*DIRECTIVE*.
Determine which lines of the records include the word "value", and copy them.

*RECORDS SUPPLIED*.
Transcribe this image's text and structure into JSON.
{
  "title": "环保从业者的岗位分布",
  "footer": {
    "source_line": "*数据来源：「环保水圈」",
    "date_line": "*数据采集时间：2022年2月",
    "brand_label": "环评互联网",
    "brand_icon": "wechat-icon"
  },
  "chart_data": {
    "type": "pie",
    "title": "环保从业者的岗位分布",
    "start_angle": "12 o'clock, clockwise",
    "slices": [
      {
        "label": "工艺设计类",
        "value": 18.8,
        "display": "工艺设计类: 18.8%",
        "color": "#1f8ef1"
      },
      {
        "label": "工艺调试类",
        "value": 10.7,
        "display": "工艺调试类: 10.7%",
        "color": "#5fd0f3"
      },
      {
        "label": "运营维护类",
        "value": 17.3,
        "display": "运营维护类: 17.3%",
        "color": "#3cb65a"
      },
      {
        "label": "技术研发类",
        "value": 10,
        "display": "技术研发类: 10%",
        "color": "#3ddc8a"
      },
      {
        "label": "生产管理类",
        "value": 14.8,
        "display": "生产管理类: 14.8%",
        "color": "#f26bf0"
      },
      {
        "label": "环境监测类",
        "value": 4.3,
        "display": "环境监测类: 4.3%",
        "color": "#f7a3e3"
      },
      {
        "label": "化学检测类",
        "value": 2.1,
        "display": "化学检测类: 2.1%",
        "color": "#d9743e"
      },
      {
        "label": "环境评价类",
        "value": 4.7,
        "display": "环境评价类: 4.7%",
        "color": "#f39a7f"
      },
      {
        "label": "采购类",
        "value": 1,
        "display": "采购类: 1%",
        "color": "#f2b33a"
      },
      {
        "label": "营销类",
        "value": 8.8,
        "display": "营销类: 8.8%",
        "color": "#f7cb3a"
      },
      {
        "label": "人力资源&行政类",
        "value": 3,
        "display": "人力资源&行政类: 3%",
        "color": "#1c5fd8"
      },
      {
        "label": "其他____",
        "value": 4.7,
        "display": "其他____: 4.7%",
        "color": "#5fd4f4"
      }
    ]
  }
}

*PROBLEM SOLUTION*.
        "value": 18.8,
        "value": 10.7,
        "value": 17.3,
        "value": 10,
        "value": 14.8,
        "value": 4.3,
        "value": 2.1,
        "value": 4.7,
        "value": 1,
        "value": 8.8,
        "value": 3,
        "value": 4.7,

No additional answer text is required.